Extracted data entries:
▬▬▬

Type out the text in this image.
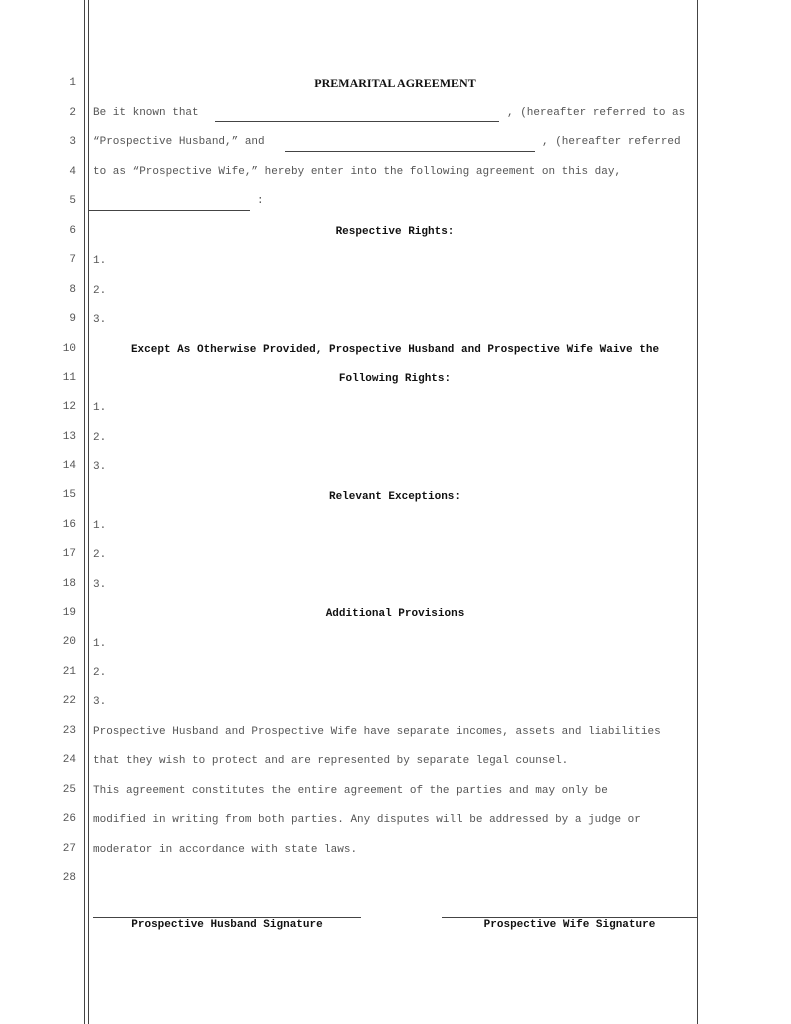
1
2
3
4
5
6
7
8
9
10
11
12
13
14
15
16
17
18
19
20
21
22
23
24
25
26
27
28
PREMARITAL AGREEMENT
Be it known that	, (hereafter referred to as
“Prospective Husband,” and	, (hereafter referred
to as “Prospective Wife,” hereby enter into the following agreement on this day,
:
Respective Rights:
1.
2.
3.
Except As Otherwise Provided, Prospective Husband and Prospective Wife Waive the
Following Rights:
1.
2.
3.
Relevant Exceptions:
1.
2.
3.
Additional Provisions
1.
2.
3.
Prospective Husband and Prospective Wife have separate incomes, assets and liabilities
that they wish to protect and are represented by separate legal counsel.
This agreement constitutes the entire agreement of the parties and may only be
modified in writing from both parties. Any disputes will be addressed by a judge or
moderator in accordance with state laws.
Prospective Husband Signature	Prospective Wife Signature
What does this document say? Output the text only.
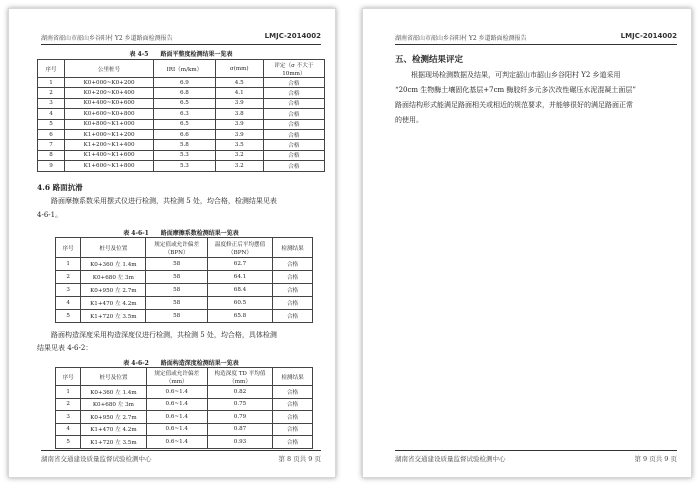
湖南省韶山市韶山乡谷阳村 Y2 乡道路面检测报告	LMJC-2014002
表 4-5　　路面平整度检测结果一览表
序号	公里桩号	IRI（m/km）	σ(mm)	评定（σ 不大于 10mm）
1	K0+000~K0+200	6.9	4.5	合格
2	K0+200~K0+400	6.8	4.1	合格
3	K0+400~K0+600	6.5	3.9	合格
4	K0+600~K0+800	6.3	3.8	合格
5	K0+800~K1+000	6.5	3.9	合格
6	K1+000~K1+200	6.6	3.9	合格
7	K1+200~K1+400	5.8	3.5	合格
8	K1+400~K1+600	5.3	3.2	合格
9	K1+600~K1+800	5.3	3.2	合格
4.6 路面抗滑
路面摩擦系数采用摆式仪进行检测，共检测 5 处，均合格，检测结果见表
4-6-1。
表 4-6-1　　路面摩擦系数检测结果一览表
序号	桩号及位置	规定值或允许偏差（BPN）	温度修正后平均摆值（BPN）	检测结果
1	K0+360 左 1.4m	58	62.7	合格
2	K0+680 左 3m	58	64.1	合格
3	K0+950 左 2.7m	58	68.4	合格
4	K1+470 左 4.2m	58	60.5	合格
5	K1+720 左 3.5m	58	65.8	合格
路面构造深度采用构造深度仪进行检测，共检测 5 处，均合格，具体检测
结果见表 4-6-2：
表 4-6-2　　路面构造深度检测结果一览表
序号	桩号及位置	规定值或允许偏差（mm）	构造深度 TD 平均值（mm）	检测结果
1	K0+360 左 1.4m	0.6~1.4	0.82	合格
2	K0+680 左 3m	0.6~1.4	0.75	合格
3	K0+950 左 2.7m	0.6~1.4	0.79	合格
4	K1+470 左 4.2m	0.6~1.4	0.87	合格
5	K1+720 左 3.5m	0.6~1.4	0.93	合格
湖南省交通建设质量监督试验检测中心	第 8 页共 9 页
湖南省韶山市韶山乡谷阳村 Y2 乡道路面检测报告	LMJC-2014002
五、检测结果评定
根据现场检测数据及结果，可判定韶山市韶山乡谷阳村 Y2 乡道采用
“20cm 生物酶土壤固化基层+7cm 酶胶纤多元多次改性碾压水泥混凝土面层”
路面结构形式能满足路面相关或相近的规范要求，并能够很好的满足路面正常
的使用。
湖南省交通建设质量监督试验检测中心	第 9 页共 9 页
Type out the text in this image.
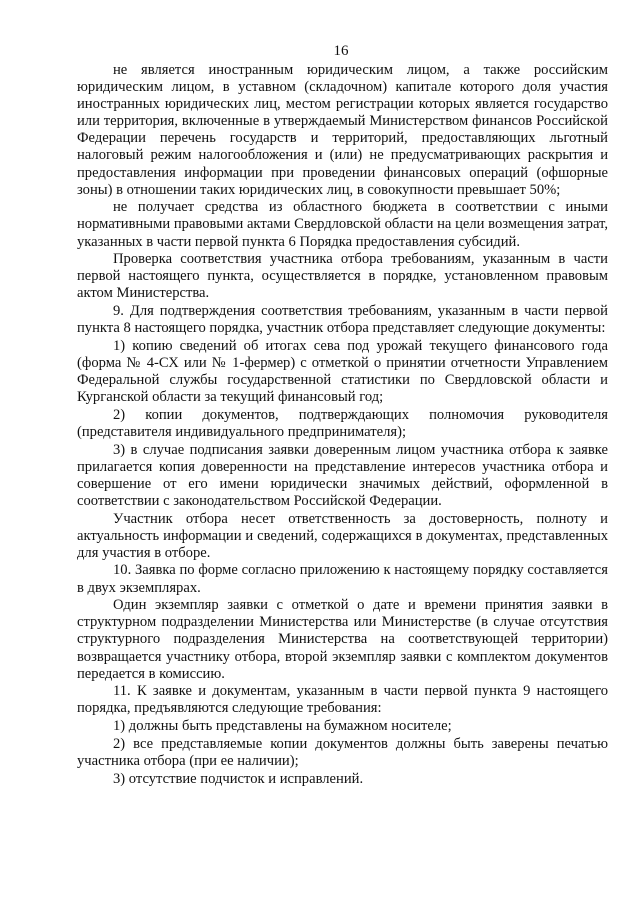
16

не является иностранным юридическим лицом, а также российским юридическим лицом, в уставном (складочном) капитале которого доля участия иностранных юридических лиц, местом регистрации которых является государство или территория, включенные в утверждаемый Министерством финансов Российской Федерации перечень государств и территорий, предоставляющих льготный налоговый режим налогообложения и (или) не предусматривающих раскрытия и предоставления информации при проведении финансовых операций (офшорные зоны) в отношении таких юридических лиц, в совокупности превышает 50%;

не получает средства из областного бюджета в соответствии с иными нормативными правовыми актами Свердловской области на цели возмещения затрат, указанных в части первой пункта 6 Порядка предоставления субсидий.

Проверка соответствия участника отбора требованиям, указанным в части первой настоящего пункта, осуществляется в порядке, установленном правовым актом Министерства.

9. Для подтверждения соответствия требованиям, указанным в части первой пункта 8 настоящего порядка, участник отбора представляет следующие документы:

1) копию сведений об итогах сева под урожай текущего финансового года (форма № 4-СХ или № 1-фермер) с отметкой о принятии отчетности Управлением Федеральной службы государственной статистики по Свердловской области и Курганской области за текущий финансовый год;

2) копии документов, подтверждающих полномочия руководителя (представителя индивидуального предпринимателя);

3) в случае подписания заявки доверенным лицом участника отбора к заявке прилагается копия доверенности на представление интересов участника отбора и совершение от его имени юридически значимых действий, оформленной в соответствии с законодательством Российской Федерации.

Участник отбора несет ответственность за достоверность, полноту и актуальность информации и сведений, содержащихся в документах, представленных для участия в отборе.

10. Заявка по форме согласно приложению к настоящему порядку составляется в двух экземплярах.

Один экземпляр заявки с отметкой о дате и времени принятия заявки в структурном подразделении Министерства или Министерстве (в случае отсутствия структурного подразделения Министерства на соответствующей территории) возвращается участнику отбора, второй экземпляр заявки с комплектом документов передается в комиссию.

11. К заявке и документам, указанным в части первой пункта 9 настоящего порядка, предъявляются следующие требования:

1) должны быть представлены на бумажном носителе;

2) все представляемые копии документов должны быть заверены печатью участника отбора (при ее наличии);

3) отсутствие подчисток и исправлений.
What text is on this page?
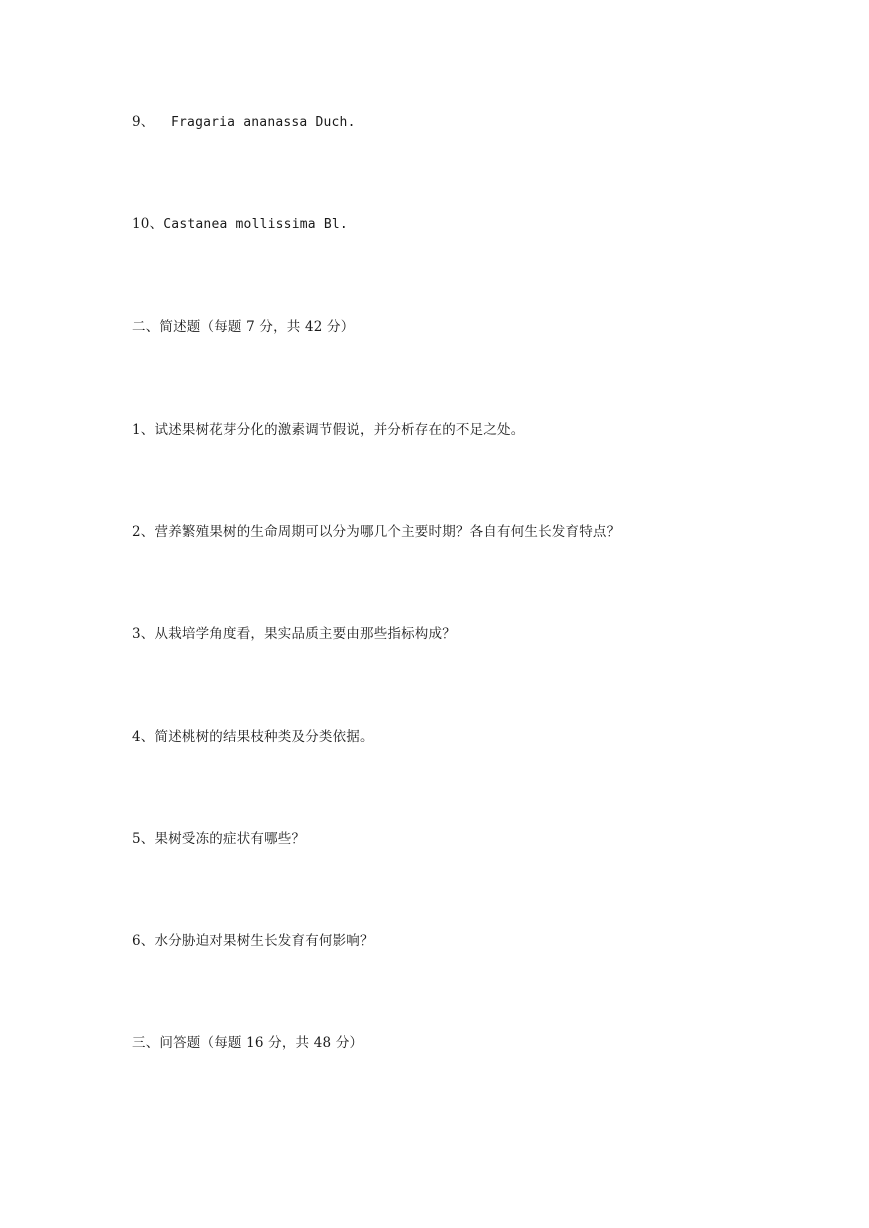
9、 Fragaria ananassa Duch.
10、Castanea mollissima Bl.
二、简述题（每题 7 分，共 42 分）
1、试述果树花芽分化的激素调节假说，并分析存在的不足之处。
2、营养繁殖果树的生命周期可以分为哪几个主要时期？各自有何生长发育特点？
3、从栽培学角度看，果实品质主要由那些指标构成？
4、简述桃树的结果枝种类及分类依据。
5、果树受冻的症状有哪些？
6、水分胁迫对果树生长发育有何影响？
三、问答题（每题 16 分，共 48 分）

▬▬▬

* _TASK INSTRUCTIONS_:
Copy the listing over exactly, skipping the pictures it holds.

* _THE SOLUTION_:
Type out the text in this image.
1
2
3
4
5
6
7
8
9
10
11
12
13
14
15
16
17
18
19
20
21
22
23
24
25
26
27
28
PREMARITAL AGREEMENT
Be it known that	, (hereafter referred to as
“Prospective Husband,” and	, (hereafter referred
to as “Prospective Wife,” hereby enter into the following agreement on this day,
:
Respective Rights:
1.
2.
3.
Except As Otherwise Provided, Prospective Husband and Prospective Wife Waive the
Following Rights:
1.
2.
3.
Relevant Exceptions:
1.
2.
3.
Additional Provisions
1.
2.
3.
Prospective Husband and Prospective Wife have separate incomes, assets and liabilities
that they wish to protect and are represented by separate legal counsel.
This agreement constitutes the entire agreement of the parties and may only be
modified in writing from both parties. Any disputes will be addressed by a judge or
moderator in accordance with state laws.
Prospective Husband Signature	Prospective Wife Signature
What does this document say? Output the text only.
湖南省韶山市韶山乡谷阳村 Y2 乡道路面检测报告	LMJC-2014002
表 4-5　　路面平整度检测结果一览表
序号	公里桩号	IRI（m/km）	σ(mm)	评定（σ 不大于 10mm）
1	K0+000~K0+200	6.9	4.5	合格
2	K0+200~K0+400	6.8	4.1	合格
3	K0+400~K0+600	6.5	3.9	合格
4	K0+600~K0+800	6.3	3.8	合格
5	K0+800~K1+000	6.5	3.9	合格
6	K1+000~K1+200	6.6	3.9	合格
7	K1+200~K1+400	5.8	3.5	合格
8	K1+400~K1+600	5.3	3.2	合格
9	K1+600~K1+800	5.3	3.2	合格
4.6 路面抗滑
路面摩擦系数采用摆式仪进行检测，共检测 5 处，均合格，检测结果见表
4-6-1。
表 4-6-1　　路面摩擦系数检测结果一览表
序号	桩号及位置	规定值或允许偏差（BPN）	温度修正后平均摆值（BPN）	检测结果
1	K0+360 左 1.4m	58	62.7	合格
2	K0+680 左 3m	58	64.1	合格
3	K0+950 左 2.7m	58	68.4	合格
4	K1+470 左 4.2m	58	60.5	合格
5	K1+720 左 3.5m	58	65.8	合格
路面构造深度采用构造深度仪进行检测，共检测 5 处，均合格，具体检测
结果见表 4-6-2：
表 4-6-2　　路面构造深度检测结果一览表
序号	桩号及位置	规定值或允许偏差（mm）	构造深度 TD 平均值（mm）	检测结果
1	K0+360 左 1.4m	0.6~1.4	0.82	合格
2	K0+680 左 3m	0.6~1.4	0.75	合格
3	K0+950 左 2.7m	0.6~1.4	0.79	合格
4	K1+470 左 4.2m	0.6~1.4	0.87	合格
5	K1+720 左 3.5m	0.6~1.4	0.93	合格
湖南省交通建设质量监督试验检测中心	第 8 页共 9 页
湖南省韶山市韶山乡谷阳村 Y2 乡道路面检测报告	LMJC-2014002
五、检测结果评定
根据现场检测数据及结果，可判定韶山市韶山乡谷阳村 Y2 乡道采用
“20cm 生物酶土壤固化基层+7cm 酶胶纤多元多次改性碾压水泥混凝土面层”
路面结构形式能满足路面相关或相近的规范要求，并能够很好的满足路面正常
的使用。
湖南省交通建设质量监督试验检测中心	第 9 页共 9 页
Type out the text in this image.
16

не является иностранным юридическим лицом, а также российским юридическим лицом, в уставном (складочном) капитале которого доля участия иностранных юридических лиц, местом регистрации которых является государство или территория, включенные в утверждаемый Министерством финансов Российской Федерации перечень государств и территорий, предоставляющих льготный налоговый режим налогообложения и (или) не предусматривающих раскрытия и предоставления информации при проведении финансовых операций (офшорные зоны) в отношении таких юридических лиц, в совокупности превышает 50%;

не получает средства из областного бюджета в соответствии с иными нормативными правовыми актами Свердловской области на цели возмещения затрат, указанных в части первой пункта 6 Порядка предоставления субсидий.

Проверка соответствия участника отбора требованиям, указанным в части первой настоящего пункта, осуществляется в порядке, установленном правовым актом Министерства.

9. Для подтверждения соответствия требованиям, указанным в части первой пункта 8 настоящего порядка, участник отбора представляет следующие документы:

1) копию сведений об итогах сева под урожай текущего финансового года (форма № 4-СХ или № 1-фермер) с отметкой о принятии отчетности Управлением Федеральной службы государственной статистики по Свердловской области и Курганской области за текущий финансовый год;

2) копии документов, подтверждающих полномочия руководителя (представителя индивидуального предпринимателя);

3) в случае подписания заявки доверенным лицом участника отбора к заявке прилагается копия доверенности на представление интересов участника отбора и совершение от его имени юридически значимых действий, оформленной в соответствии с законодательством Российской Федерации.

Участник отбора несет ответственность за достоверность, полноту и актуальность информации и сведений, содержащихся в документах, представленных для участия в отборе.

10. Заявка по форме согласно приложению к настоящему порядку составляется в двух экземплярах.

Один экземпляр заявки с отметкой о дате и времени принятия заявки в структурном подразделении Министерства или Министерстве (в случае отсутствия структурного подразделения Министерства на соответствующей территории) возвращается участнику отбора, второй экземпляр заявки с комплектом документов передается в комиссию.

11. К заявке и документам, указанным в части первой пункта 9 настоящего порядка, предъявляются следующие требования:

1) должны быть представлены на бумажном носителе;

2) все представляемые копии документов должны быть заверены печатью участника отбора (при ее наличии);

3) отсутствие подчисток и исправлений.
What text is on this page?
9、 Fragaria ananassa Duch.
10、Castanea mollissima Bl.
二、简述题（每题 7 分，共 42 分）
1、试述果树花芽分化的激素调节假说，并分析存在的不足之处。
2、营养繁殖果树的生命周期可以分为哪几个主要时期？各自有何生长发育特点？
3、从栽培学角度看，果实品质主要由那些指标构成？
4、简述桃树的结果枝种类及分类依据。
5、果树受冻的症状有哪些？
6、水分胁迫对果树生长发育有何影响？
三、问答题（每题 16 分，共 48 分）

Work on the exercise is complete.